* _Given exercise_
Gather each line in the entries that includes the string "thực".

Data items
--------------------

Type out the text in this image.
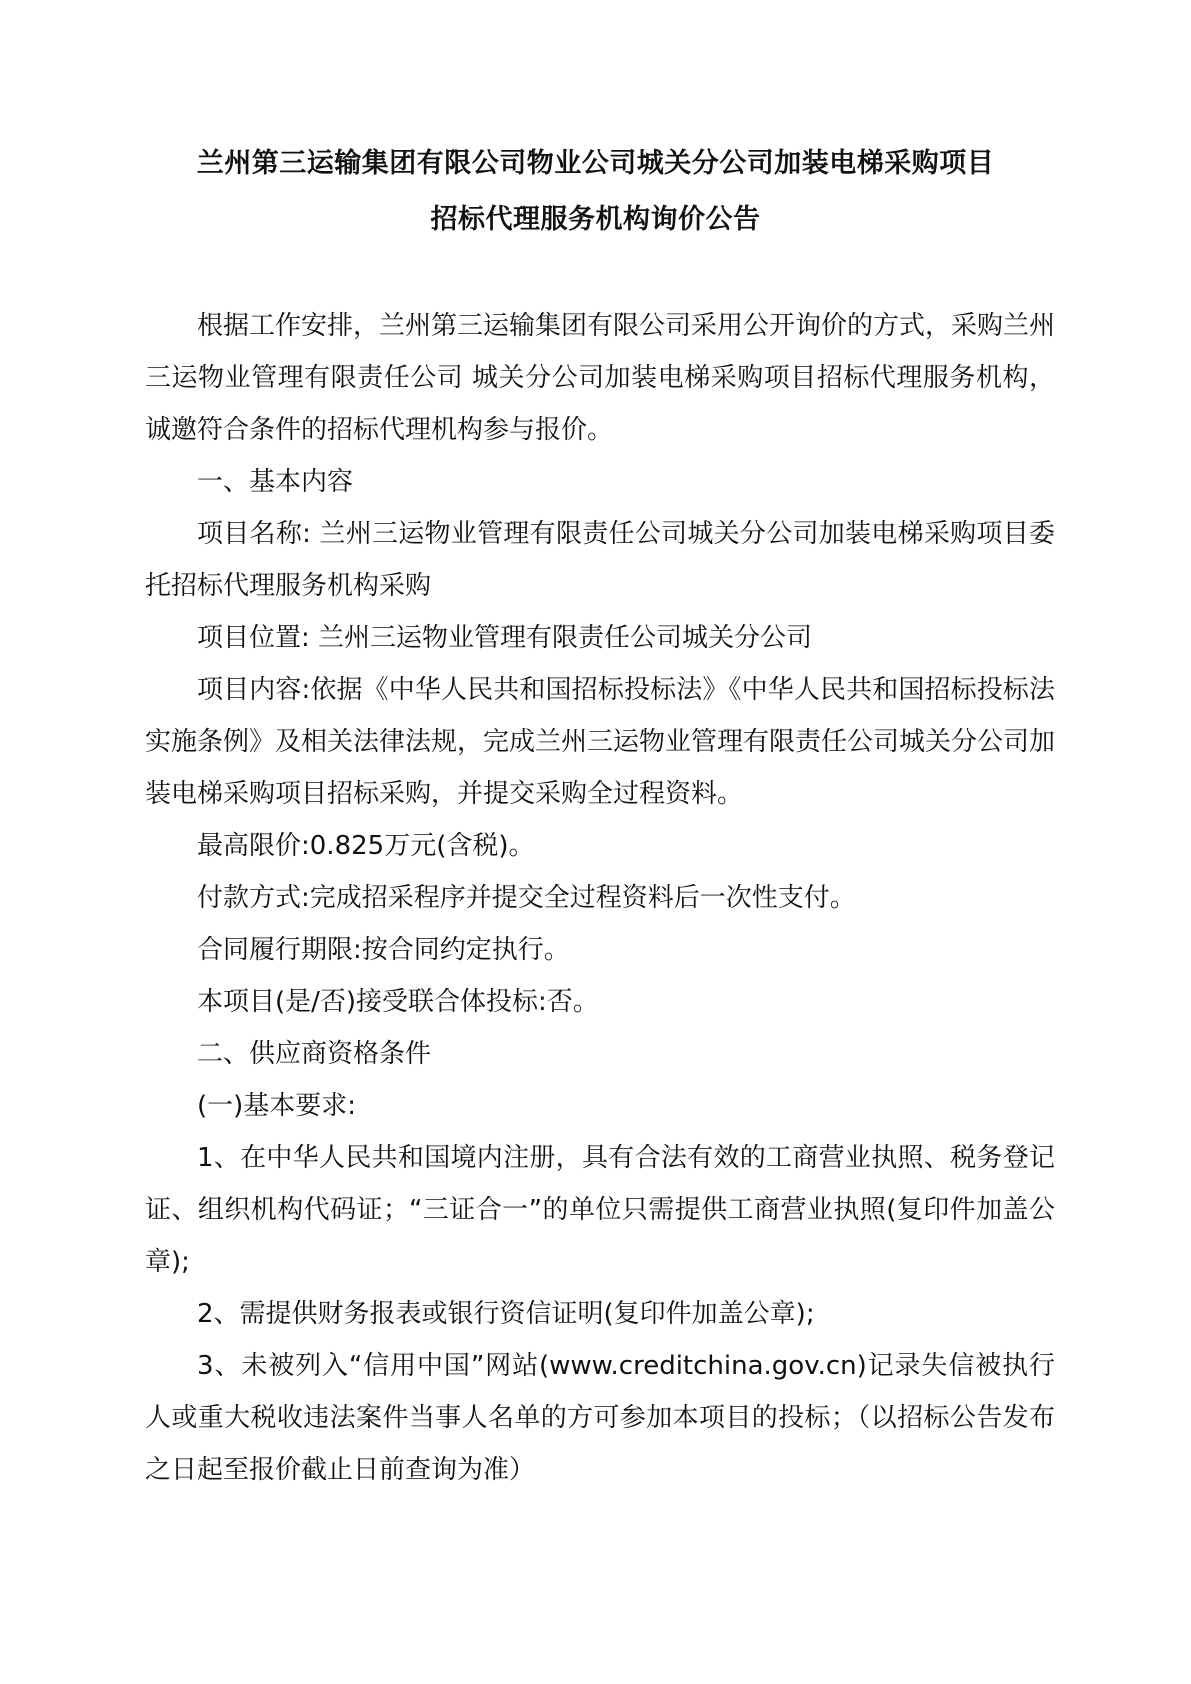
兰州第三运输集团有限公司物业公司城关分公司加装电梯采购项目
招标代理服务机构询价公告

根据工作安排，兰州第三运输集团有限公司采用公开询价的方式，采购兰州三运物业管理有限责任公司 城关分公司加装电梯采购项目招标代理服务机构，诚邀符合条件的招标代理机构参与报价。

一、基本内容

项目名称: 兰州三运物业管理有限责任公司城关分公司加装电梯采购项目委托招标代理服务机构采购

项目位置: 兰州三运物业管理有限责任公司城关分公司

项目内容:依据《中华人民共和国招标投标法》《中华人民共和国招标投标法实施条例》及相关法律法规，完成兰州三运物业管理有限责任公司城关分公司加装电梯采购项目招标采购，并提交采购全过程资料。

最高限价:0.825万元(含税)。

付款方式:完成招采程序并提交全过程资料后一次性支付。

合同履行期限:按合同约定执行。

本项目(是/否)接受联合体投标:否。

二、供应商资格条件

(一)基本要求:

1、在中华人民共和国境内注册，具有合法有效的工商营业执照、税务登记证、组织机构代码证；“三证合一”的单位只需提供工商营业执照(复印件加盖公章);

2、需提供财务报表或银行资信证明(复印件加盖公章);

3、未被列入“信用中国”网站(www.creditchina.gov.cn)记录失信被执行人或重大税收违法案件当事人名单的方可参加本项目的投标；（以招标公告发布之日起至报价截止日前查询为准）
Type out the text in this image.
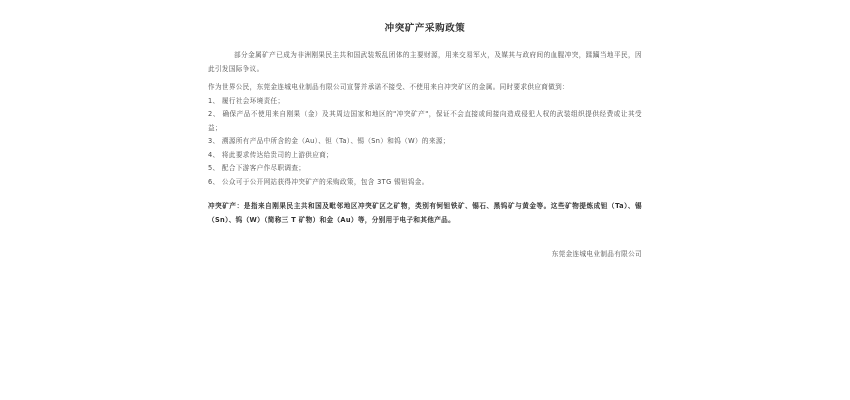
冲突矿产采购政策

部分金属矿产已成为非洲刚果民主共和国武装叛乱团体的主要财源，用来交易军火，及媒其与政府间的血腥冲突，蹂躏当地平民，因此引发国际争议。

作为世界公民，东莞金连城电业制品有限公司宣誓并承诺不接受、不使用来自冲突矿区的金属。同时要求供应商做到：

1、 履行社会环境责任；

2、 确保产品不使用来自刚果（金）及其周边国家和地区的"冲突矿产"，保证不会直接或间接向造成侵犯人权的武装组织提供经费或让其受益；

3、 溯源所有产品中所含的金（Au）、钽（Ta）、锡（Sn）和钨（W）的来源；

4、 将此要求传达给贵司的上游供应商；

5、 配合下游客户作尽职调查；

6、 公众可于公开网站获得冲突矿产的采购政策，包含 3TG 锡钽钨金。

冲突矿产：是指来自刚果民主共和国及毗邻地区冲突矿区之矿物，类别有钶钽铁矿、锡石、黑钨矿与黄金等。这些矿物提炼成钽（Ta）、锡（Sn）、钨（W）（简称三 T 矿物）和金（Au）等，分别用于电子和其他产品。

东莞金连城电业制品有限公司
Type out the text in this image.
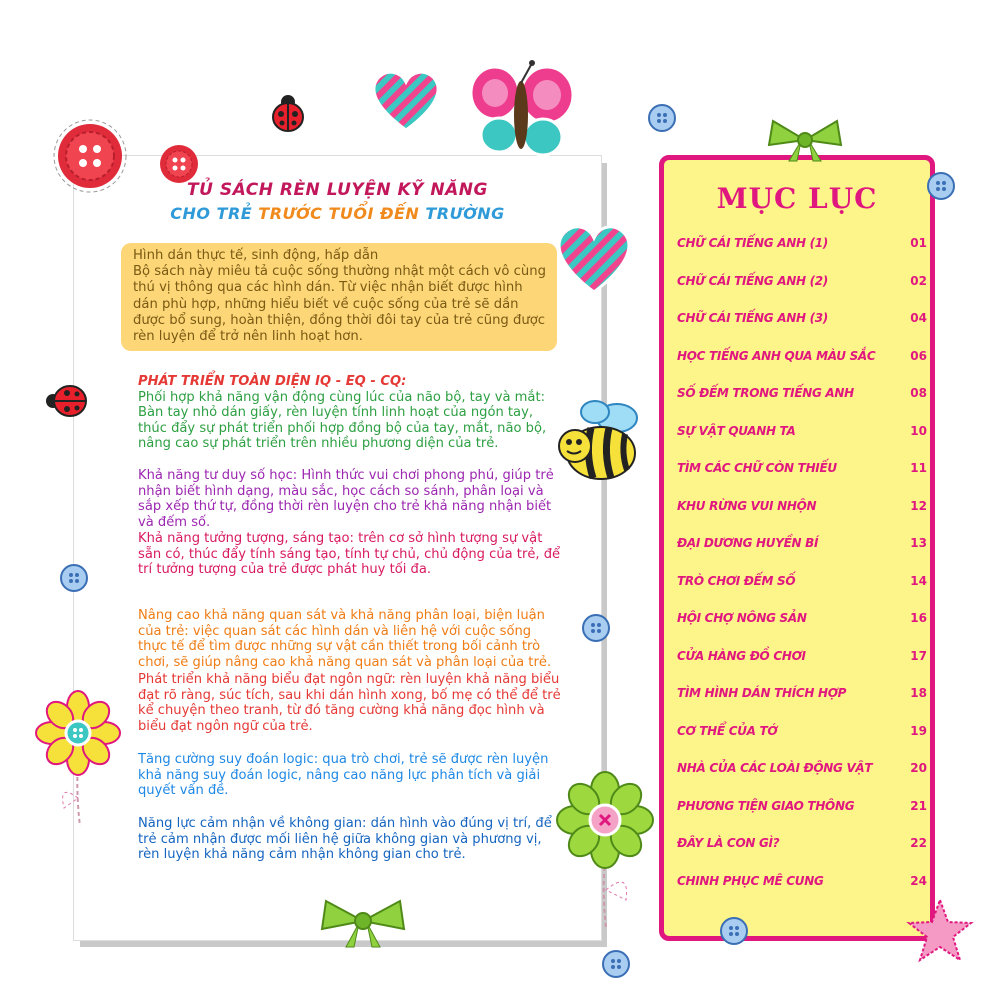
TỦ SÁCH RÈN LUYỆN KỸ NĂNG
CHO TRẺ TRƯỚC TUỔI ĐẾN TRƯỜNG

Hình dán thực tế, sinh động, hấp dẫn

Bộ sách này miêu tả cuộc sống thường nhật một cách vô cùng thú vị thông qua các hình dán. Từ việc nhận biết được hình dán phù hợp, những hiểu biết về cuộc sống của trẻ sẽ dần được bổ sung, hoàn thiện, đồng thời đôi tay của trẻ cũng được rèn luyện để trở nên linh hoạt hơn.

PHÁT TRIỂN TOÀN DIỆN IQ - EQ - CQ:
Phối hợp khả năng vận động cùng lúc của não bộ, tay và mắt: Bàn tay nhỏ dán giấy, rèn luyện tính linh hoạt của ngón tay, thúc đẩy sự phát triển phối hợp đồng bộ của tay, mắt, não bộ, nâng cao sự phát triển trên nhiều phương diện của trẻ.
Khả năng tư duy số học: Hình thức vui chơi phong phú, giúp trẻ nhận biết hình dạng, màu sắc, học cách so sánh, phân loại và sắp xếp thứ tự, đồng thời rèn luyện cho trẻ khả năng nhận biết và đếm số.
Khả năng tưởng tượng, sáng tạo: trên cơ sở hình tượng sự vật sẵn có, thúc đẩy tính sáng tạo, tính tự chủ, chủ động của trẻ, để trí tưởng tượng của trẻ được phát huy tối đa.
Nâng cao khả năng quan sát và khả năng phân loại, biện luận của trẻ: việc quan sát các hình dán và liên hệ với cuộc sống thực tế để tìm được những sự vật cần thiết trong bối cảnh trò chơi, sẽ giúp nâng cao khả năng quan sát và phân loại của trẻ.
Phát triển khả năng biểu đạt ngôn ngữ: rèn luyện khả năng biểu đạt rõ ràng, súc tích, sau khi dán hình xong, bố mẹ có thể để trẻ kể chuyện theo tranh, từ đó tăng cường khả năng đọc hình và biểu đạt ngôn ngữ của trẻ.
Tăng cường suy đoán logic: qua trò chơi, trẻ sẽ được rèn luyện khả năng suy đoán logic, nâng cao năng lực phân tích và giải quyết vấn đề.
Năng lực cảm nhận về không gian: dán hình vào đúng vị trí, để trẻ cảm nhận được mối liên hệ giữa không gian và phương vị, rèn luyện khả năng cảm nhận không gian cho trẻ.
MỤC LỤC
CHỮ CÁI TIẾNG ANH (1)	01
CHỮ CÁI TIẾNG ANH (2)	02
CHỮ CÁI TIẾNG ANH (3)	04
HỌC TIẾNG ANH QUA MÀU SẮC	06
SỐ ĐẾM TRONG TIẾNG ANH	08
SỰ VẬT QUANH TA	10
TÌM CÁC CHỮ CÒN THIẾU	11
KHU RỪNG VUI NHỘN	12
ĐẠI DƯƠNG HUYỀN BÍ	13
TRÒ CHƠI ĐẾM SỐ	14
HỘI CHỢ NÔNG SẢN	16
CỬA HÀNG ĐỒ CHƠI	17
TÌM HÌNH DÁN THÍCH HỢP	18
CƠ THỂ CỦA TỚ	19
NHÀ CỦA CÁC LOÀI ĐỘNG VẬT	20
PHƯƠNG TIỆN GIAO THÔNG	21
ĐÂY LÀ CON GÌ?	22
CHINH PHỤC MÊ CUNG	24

--------------------

* _In response_
Hình dán thực tế, sinh động, hấp dẫn
Nâng cao khả năng quan sát và khả năng phân loại, biện luận của trẻ: việc quan sát các hình dán và liên hệ với cuộc sống thực tế để tìm được những sự vật cần thiết trong bối cảnh trò chơi, sẽ giúp nâng cao khả năng quan sát và phân loại của trẻ.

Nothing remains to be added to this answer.